Dataset entries
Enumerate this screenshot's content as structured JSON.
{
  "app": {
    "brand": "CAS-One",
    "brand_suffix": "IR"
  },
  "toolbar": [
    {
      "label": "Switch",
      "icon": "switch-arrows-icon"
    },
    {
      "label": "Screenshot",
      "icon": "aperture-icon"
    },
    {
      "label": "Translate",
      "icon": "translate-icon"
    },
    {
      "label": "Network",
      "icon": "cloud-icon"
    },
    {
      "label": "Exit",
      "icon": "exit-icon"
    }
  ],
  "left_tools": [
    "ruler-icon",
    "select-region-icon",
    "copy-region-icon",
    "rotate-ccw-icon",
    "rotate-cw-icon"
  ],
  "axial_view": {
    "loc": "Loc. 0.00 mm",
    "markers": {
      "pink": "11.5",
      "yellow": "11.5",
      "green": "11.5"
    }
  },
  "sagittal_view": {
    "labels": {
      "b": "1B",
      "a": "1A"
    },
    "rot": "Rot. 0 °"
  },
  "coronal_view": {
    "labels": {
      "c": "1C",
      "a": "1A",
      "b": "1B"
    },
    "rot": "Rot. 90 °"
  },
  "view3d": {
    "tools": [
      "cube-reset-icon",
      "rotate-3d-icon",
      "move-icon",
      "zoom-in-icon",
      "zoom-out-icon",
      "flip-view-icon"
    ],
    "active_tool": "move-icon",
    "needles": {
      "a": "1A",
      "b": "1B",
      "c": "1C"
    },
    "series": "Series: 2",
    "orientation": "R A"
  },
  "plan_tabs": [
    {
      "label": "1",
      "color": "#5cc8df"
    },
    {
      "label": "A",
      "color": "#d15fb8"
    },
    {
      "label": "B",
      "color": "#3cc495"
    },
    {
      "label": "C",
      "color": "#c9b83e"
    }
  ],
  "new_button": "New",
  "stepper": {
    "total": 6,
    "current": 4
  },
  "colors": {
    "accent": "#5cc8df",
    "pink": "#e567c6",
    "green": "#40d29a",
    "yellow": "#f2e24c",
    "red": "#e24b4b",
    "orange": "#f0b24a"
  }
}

WHAT THE EXERCISE ASKS ->
Tally the lines of the data that contain the string "region" and report the total alone.

RESULT BELOW ->
2